## EXERCISE AIM:
The listing below must be repeated word for word, with its images excluded.

:: ROWS ::

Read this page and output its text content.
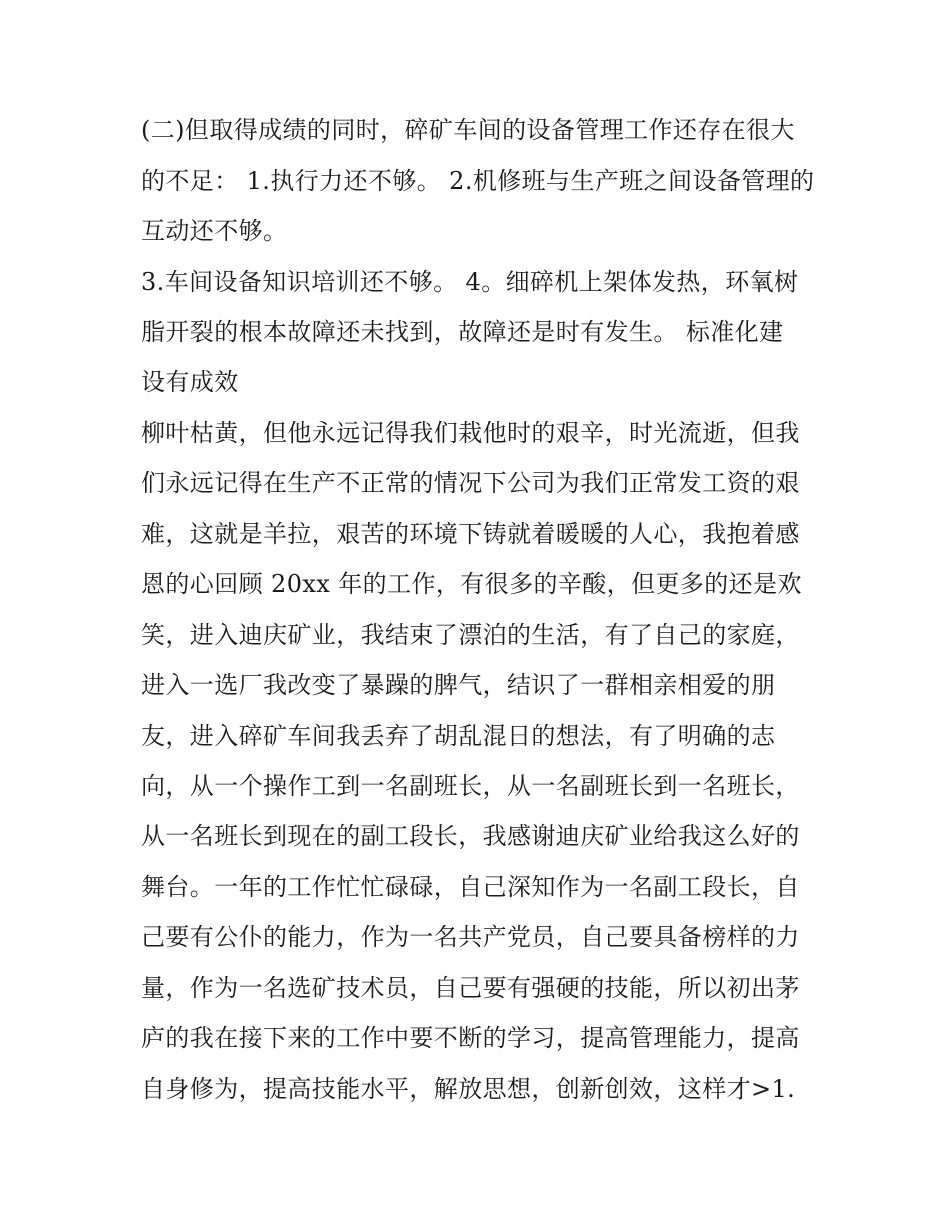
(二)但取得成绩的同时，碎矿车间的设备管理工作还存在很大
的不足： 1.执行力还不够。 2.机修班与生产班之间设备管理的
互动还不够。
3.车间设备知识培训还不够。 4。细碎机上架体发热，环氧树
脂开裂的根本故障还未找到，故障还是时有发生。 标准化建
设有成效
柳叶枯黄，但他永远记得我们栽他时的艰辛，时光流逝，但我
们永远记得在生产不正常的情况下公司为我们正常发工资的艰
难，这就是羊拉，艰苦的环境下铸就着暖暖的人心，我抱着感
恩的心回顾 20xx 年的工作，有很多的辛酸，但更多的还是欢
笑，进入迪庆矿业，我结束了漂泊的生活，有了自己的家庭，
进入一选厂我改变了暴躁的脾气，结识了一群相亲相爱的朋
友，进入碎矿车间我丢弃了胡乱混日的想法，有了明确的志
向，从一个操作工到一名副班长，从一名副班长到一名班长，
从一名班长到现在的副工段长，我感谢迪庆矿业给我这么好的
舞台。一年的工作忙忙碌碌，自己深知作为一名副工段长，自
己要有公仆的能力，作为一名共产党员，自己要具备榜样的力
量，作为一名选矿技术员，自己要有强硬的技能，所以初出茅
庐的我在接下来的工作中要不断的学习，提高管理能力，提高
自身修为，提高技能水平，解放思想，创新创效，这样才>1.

:::

## COMPLETED EXERCISE:
Read this page and output its text content.
(二)但取得成绩的同时，碎矿车间的设备管理工作还存在很大
的不足： 1.执行力还不够。 2.机修班与生产班之间设备管理的
互动还不够。
3.车间设备知识培训还不够。 4。细碎机上架体发热，环氧树
脂开裂的根本故障还未找到，故障还是时有发生。 标准化建
设有成效
柳叶枯黄，但他永远记得我们栽他时的艰辛，时光流逝，但我
们永远记得在生产不正常的情况下公司为我们正常发工资的艰
难，这就是羊拉，艰苦的环境下铸就着暖暖的人心，我抱着感
恩的心回顾 20xx 年的工作，有很多的辛酸，但更多的还是欢
笑，进入迪庆矿业，我结束了漂泊的生活，有了自己的家庭，
进入一选厂我改变了暴躁的脾气，结识了一群相亲相爱的朋
友，进入碎矿车间我丢弃了胡乱混日的想法，有了明确的志
向，从一个操作工到一名副班长，从一名副班长到一名班长，
从一名班长到现在的副工段长，我感谢迪庆矿业给我这么好的
舞台。一年的工作忙忙碌碌，自己深知作为一名副工段长，自
己要有公仆的能力，作为一名共产党员，自己要具备榜样的力
量，作为一名选矿技术员，自己要有强硬的技能，所以初出茅
庐的我在接下来的工作中要不断的学习，提高管理能力，提高
自身修为，提高技能水平，解放思想，创新创效，这样才>1.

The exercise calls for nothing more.